[Items from a dataset]
____________________

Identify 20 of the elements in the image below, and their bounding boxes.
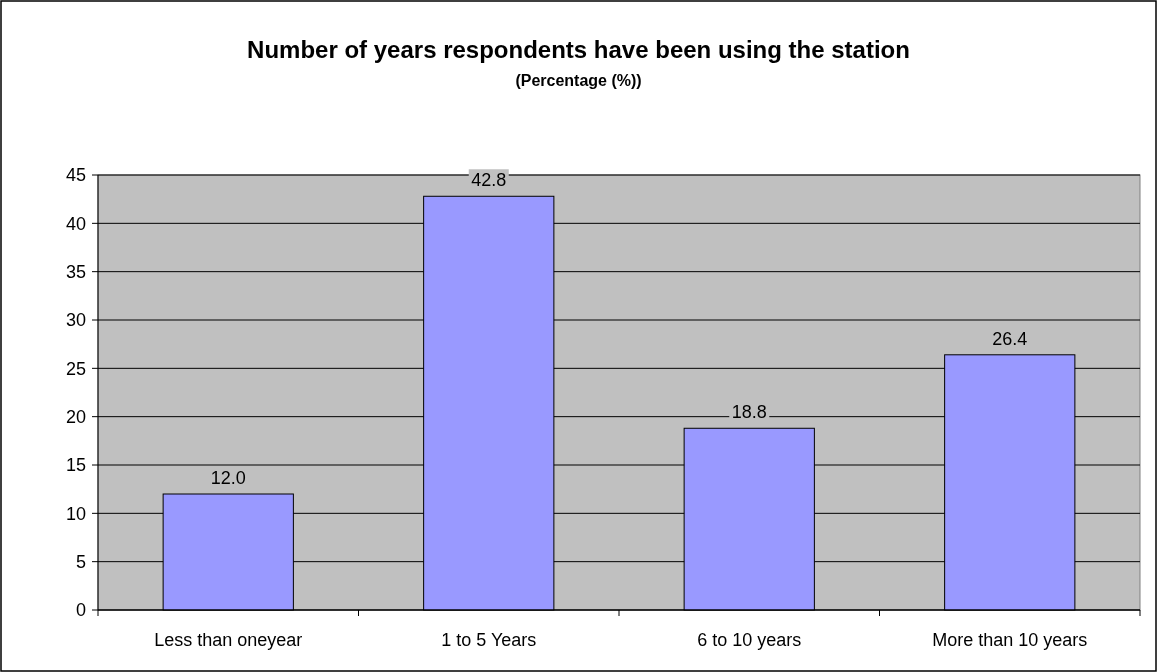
y-tick-label: 40: [65, 213, 86, 234]
data-label: 18.8: [731, 402, 767, 423]
data-label: 26.4: [992, 328, 1028, 349]
data-label: 42.8: [471, 170, 507, 191]
y-tick-label: 0: [75, 600, 86, 621]
y-tick-label: 5: [75, 551, 86, 572]
x-tick-label: 1 to 5 Years: [441, 630, 537, 650]
y-tick-label: 20: [65, 406, 86, 427]
data-label: 12.0: [210, 468, 246, 488]
y-tick-label: 15: [65, 455, 86, 476]
y-tick-label: 30: [65, 310, 86, 331]
x-tick-label: More than 10 years: [932, 630, 1088, 650]
y-tick-label: 35: [65, 261, 86, 282]
chart-title: Number of years respondents have been using the station: [247, 36, 910, 63]
y-tick-label: 10: [65, 503, 86, 524]
y-tick-label: 25: [65, 358, 86, 379]
y-tick-label: 45: [65, 165, 86, 186]
x-tick-label: 6 to 10 years: [697, 630, 802, 650]
x-tick-label: Less than oneyear: [154, 630, 303, 650]
chart-subtitle: (Percentage (%)): [515, 72, 642, 89]
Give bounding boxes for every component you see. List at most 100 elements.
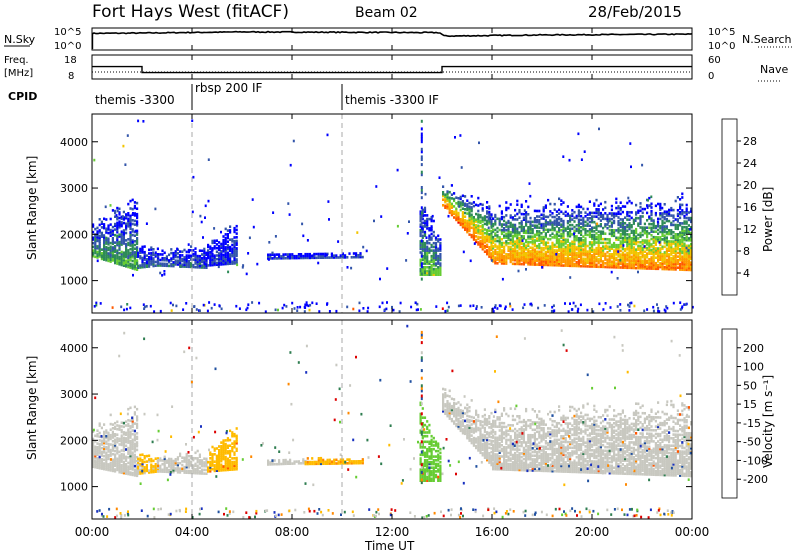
power-cell — [187, 248, 190, 252]
velocity-cell — [109, 454, 112, 457]
power-cell — [235, 232, 238, 235]
power-cell — [560, 260, 563, 264]
velocity-cell — [423, 453, 427, 457]
power-cell — [505, 214, 508, 217]
power-cell — [564, 229, 567, 232]
power-cell — [654, 213, 657, 217]
power-cell — [218, 259, 221, 263]
power-cell — [226, 262, 229, 266]
power-cell — [527, 213, 530, 216]
power-noise-cell — [315, 302, 318, 305]
power-cell — [211, 239, 214, 243]
power-cell — [617, 206, 620, 210]
power-noise-cell — [410, 305, 413, 309]
velocity-cell — [231, 442, 234, 445]
power-cell — [630, 242, 633, 246]
velocity-cell — [114, 470, 117, 473]
power-cell — [426, 241, 429, 245]
velocity-cell — [439, 451, 442, 455]
power-cell — [617, 255, 620, 258]
power-cell — [670, 208, 673, 212]
power-cell — [602, 241, 605, 245]
power-cell — [641, 259, 644, 263]
power-cell — [96, 232, 99, 235]
velocity-cell — [141, 466, 144, 469]
power-cell — [679, 262, 682, 266]
power-cell — [687, 218, 690, 222]
power-cell — [657, 225, 660, 228]
power-cell — [571, 262, 574, 266]
power-cell — [584, 211, 587, 214]
velocity-cell — [220, 467, 223, 470]
power-cell — [630, 255, 633, 259]
velocity-cell — [154, 457, 157, 460]
power-cell — [127, 249, 130, 252]
velocity-cell — [131, 462, 134, 466]
velocity-cell — [213, 465, 216, 469]
power-cell — [492, 222, 495, 226]
power-cell — [681, 222, 684, 225]
power-noise-cell — [658, 310, 661, 313]
power-cell — [466, 225, 469, 228]
power-cell — [676, 236, 679, 240]
velocity-cell — [105, 447, 108, 451]
velocity-cell — [211, 456, 214, 460]
power-cell — [685, 244, 688, 248]
power-cell — [599, 248, 602, 252]
power-cell — [129, 251, 132, 255]
power-cell — [648, 243, 651, 246]
power-cell — [619, 212, 622, 216]
power-cell — [555, 260, 558, 263]
power-cell — [586, 252, 589, 255]
power-colorbar-tick-label: 20 — [743, 179, 757, 192]
power-cell — [641, 246, 644, 250]
power-cell — [674, 242, 677, 245]
power-cell — [419, 264, 422, 267]
power-cell — [628, 224, 631, 227]
velocity-cell — [419, 446, 422, 449]
power-cell — [687, 251, 690, 255]
power-cell — [486, 234, 489, 237]
power-cell — [98, 251, 101, 254]
power-cell — [475, 224, 478, 227]
velocity-cell — [157, 470, 160, 473]
power-cell — [98, 234, 101, 238]
power-cell — [619, 255, 622, 258]
velocity-cell — [218, 458, 221, 461]
velocity-cell — [105, 442, 108, 445]
power-cell — [560, 251, 563, 254]
power-cell — [588, 228, 591, 231]
power-cell — [641, 215, 644, 218]
power-cell — [218, 246, 221, 250]
power-cell — [663, 240, 666, 243]
power-cell — [663, 245, 666, 249]
velocity-cell — [346, 462, 349, 465]
power-noise-cell — [293, 307, 296, 310]
power-cell — [426, 251, 429, 254]
power-cell — [595, 209, 598, 213]
power-cell — [632, 259, 635, 262]
power-cell — [319, 252, 322, 256]
power-cell — [235, 261, 238, 265]
power-cell — [516, 242, 519, 245]
velocity-cell — [203, 464, 206, 468]
velocity-cell — [226, 451, 229, 455]
power-cell — [235, 241, 238, 245]
power-cell — [107, 243, 110, 246]
velocity-cell — [421, 462, 424, 466]
power-cell — [109, 247, 112, 250]
power-cell — [687, 268, 690, 272]
power-cell — [599, 256, 602, 259]
power-cell — [479, 230, 482, 234]
power-cell — [665, 258, 668, 262]
power-cell — [654, 265, 657, 269]
power-cell — [98, 243, 101, 247]
power-cell — [626, 225, 629, 229]
power-cell — [233, 251, 236, 254]
power-cell — [569, 257, 572, 260]
power-noise-cell — [552, 309, 555, 313]
power-cell — [154, 255, 157, 258]
velocity-cell — [437, 449, 440, 453]
power-cell — [560, 210, 563, 214]
power-cell — [235, 258, 238, 261]
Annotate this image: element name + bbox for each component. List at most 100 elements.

____________________

Short exercise: Reproduce word for word every line from the line with "y-tick-label: 40: [65, 213, 86, 234]" through the line with "x-tick-label: Less than", including both of those lines.

Written solution:
y-tick-label: 40: [65, 213, 86, 234]
data-label: 18.8: [731, 402, 767, 423]
data-label: 26.4: [992, 328, 1028, 349]
data-label: 42.8: [471, 170, 507, 191]
y-tick-label: 0: [75, 600, 86, 621]
y-tick-label: 5: [75, 551, 86, 572]
x-tick-label: 1 to 5 Years: [441, 630, 537, 650]
y-tick-label: 20: [65, 406, 86, 427]
data-label: 12.0: [210, 468, 246, 488]
y-tick-label: 15: [65, 455, 86, 476]
y-tick-label: 30: [65, 310, 86, 331]
x-tick-label: More than 10 years: [932, 630, 1088, 650]
y-tick-label: 35: [65, 261, 86, 282]
chart-title: Number of years respondents have been using the station: [247, 36, 910, 63]
y-tick-label: 10: [65, 503, 86, 524]
y-tick-label: 25: [65, 358, 86, 379]
y-tick-label: 45: [65, 165, 86, 186]
x-tick-label: 6 to 10 years: [697, 630, 802, 650]
x-tick-label: Less than oneyear: [154, 630, 303, 650]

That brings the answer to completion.